Dataset records

......

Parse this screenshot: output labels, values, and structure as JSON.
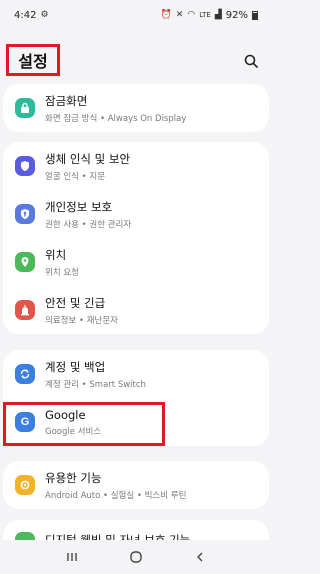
{
  "status": {
    "time": "4:42",
    "battery": "92%",
    "icons": [
      "settings-icon",
      "alarm-icon",
      "mute-icon",
      "wifi-icon",
      "lte-icon",
      "signal-icon",
      "battery-icon"
    ]
  },
  "header": {
    "title": "설정",
    "search_icon": "search-icon"
  },
  "items": [
    {
      "id": "lockscreen",
      "title": "잠금화면",
      "subtitle": "화면 잠금 방식 • Always On Display",
      "icon": "lock-icon",
      "color": "#2fbb9a"
    },
    {
      "id": "biometrics",
      "title": "생체 인식 및 보안",
      "subtitle": "얼굴 인식 • 지문",
      "icon": "shield-icon",
      "color": "#5a5ce0"
    },
    {
      "id": "privacy",
      "title": "개인정보 보호",
      "subtitle": "권한 사용 • 권한 관리자",
      "icon": "privacy-shield-icon",
      "color": "#5a7ae0"
    },
    {
      "id": "location",
      "title": "위치",
      "subtitle": "위치 요청",
      "icon": "location-pin-icon",
      "color": "#4cb85a"
    },
    {
      "id": "safety",
      "title": "안전 및 긴급",
      "subtitle": "의료정보 • 재난문자",
      "icon": "emergency-icon",
      "color": "#e2554a"
    },
    {
      "id": "accounts",
      "title": "계정 및 백업",
      "subtitle": "계정 관리 • Smart Switch",
      "icon": "sync-icon",
      "color": "#3c7fe0"
    },
    {
      "id": "google",
      "title": "Google",
      "subtitle": "Google 서비스",
      "icon": "google-icon",
      "color": "#3c7fe0"
    },
    {
      "id": "advanced",
      "title": "유용한 기능",
      "subtitle": "Android Auto • 실험실 • 빅스비 루틴",
      "icon": "gear-plus-icon",
      "color": "#f2b22a"
    },
    {
      "id": "wellbeing",
      "title": "디지털 웰빙 및 자녀 보호 기능",
      "subtitle": "",
      "icon": "wellbeing-icon",
      "color": "#4cb85a"
    }
  ],
  "nav": {
    "recent": "recent-apps-icon",
    "home": "home-icon",
    "back": "back-icon"
  }
}
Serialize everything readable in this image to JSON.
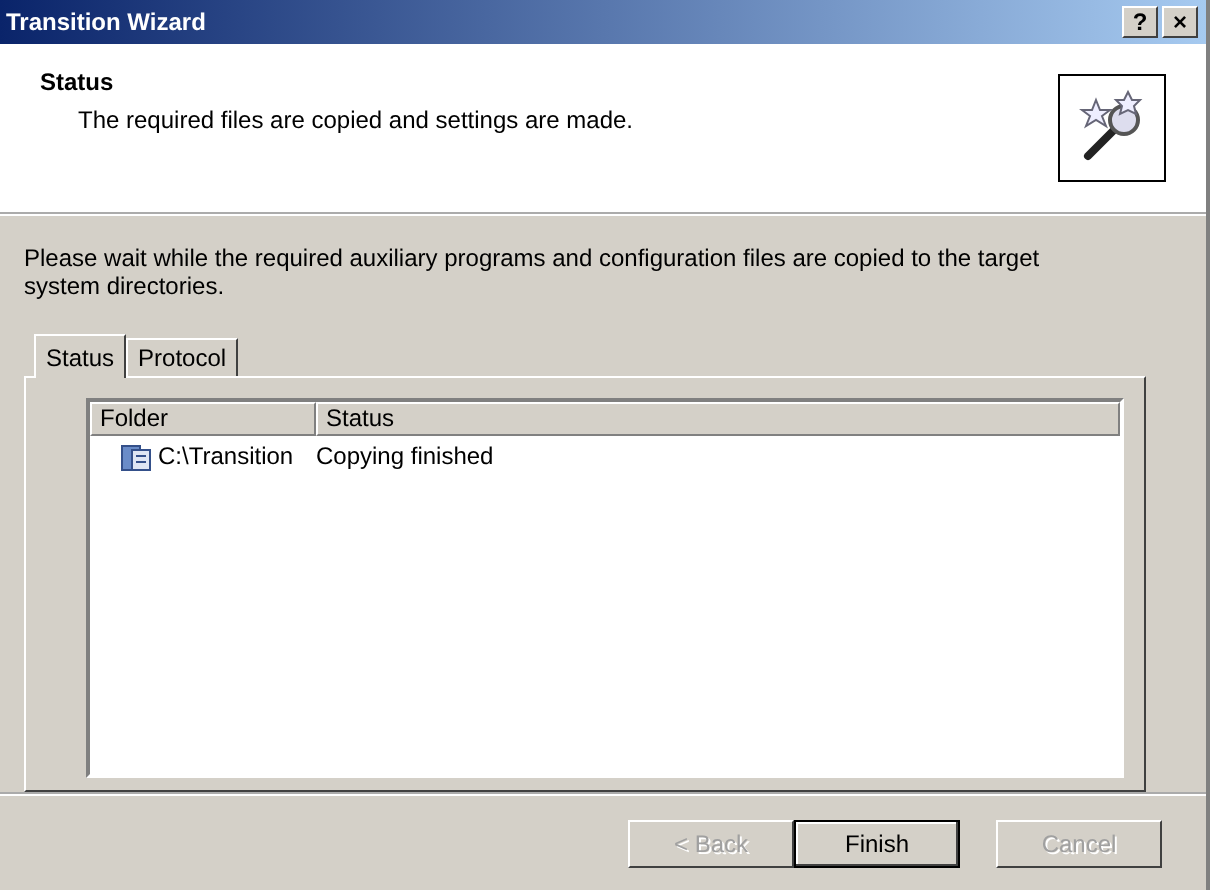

......

*CHALLENGE:*
Copy all lines of the listing above that contain the string "shield".

*CORRECT RESPONSE:*
      "icon": "shield-icon",
      "icon": "privacy-shield-icon",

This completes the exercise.